Exercise brief. Find each line with the string "июня" and copy it.

Material provided.
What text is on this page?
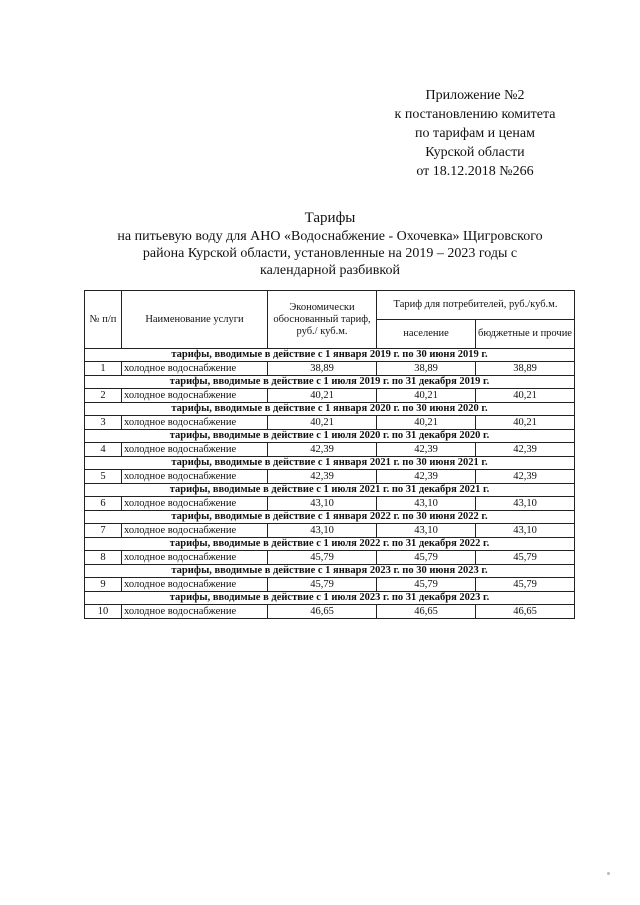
Приложение №2
к постановлению комитета
по тарифам и ценам
Курской области
от 18.12.2018 №266
Тарифы
на питьевую воду для АНО «Водоснабжение - Охочевка» Щигровского
района Курской области, установленные на 2019 – 2023 годы с
календарной разбивкой
№ п/п	Наименование услуги	Экономически обоснованный тариф, руб./ куб.м.	Тариф для потребителей, руб./куб.м.	
			население	бюджетные и прочие
тарифы, вводимые в действие с 1 января 2019 г. по 30 июня 2019 г.				
1	холодное водоснабжение	38,89	38,89	38,89
тарифы, вводимые в действие с 1 июля 2019 г. по 31 декабря 2019 г.				
2	холодное водоснабжение	40,21	40,21	40,21
тарифы, вводимые в действие с 1 января 2020 г. по 30 июня 2020 г.				
3	холодное водоснабжение	40,21	40,21	40,21
тарифы, вводимые в действие с 1 июля 2020 г. по 31 декабря 2020 г.				
4	холодное водоснабжение	42,39	42,39	42,39
тарифы, вводимые в действие с 1 января 2021 г. по 30 июня 2021 г.				
5	холодное водоснабжение	42,39	42,39	42,39
тарифы, вводимые в действие с 1 июля 2021 г. по 31 декабря 2021 г.				
6	холодное водоснабжение	43,10	43,10	43,10
тарифы, вводимые в действие с 1 января 2022 г. по 30 июня 2022 г.				
7	холодное водоснабжение	43,10	43,10	43,10
тарифы, вводимые в действие с 1 июля 2022 г. по 31 декабря 2022 г.				
8	холодное водоснабжение	45,79	45,79	45,79
тарифы, вводимые в действие с 1 января 2023 г. по 30 июня 2023 г.				
9	холодное водоснабжение	45,79	45,79	45,79
тарифы, вводимые в действие с 1 июля 2023 г. по 31 декабря 2023 г.				
10	холодное водоснабжение	46,65	46,65	46,65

Task answer.
тарифы, вводимые в действие с 1 января 2019 г. по 30 июня 2019 г.				
тарифы, вводимые в действие с 1 января 2020 г. по 30 июня 2020 г.				
тарифы, вводимые в действие с 1 января 2021 г. по 30 июня 2021 г.				
тарифы, вводимые в действие с 1 января 2022 г. по 30 июня 2022 г.				
тарифы, вводимые в действие с 1 января 2023 г. по 30 июня 2023 г.				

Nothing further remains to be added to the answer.